++++ Recorded information ++++

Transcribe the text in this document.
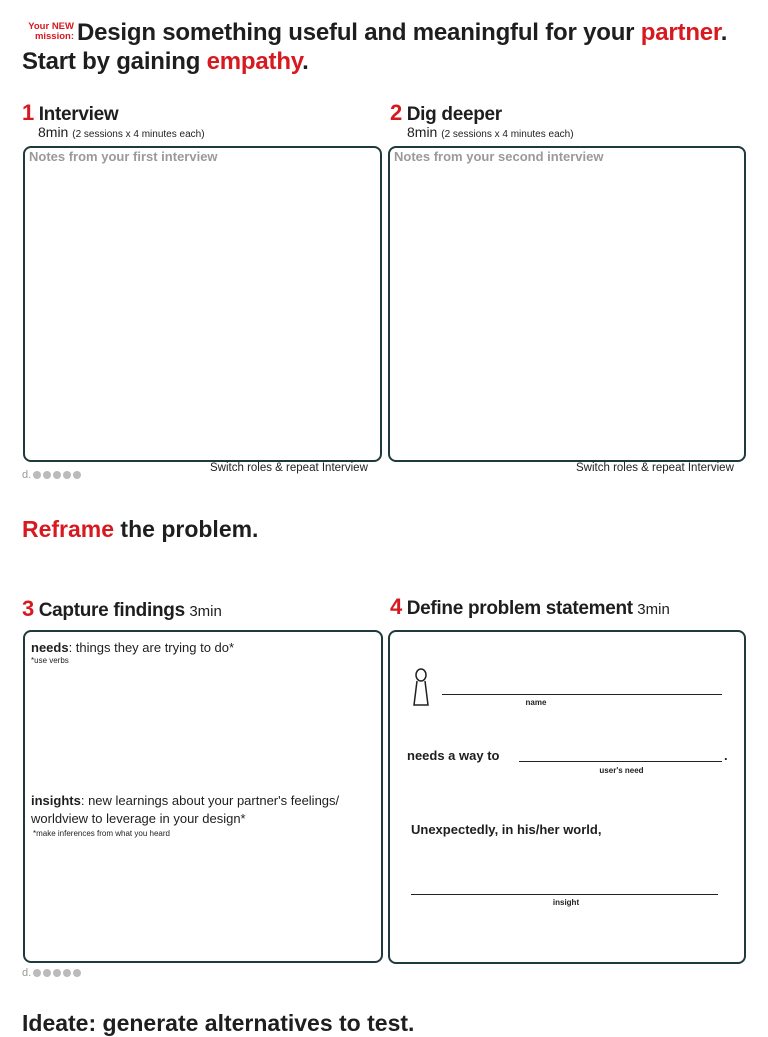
Your NEW
mission: Design something useful and meaningful for your partner.
Start by gaining empathy.
1 Interview
8min (2 sessions x 4 minutes each)
Notes from your first interview
Switch roles & repeat Interview
2 Dig deeper
8min (2 sessions x 4 minutes each)
Notes from your second interview
Switch roles & repeat Interview
d.
Reframe the problem.
3 Capture findings 3min
needs: things they are trying to do*
*use verbs
insights: new learnings about your partner's feelings/ worldview to leverage in your design*
*make inferences from what you heard
4 Define problem statement 3min
name
needs a way to	.
user's need
Unexpectedly, in his/her world,
insight
d.
Ideate: generate alternatives to test.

++++

▶ **Instructions to follow**
Return all lines with the word "problem" in them.

▶ **Result**
Reframe the problem.
4 Define problem statement 3min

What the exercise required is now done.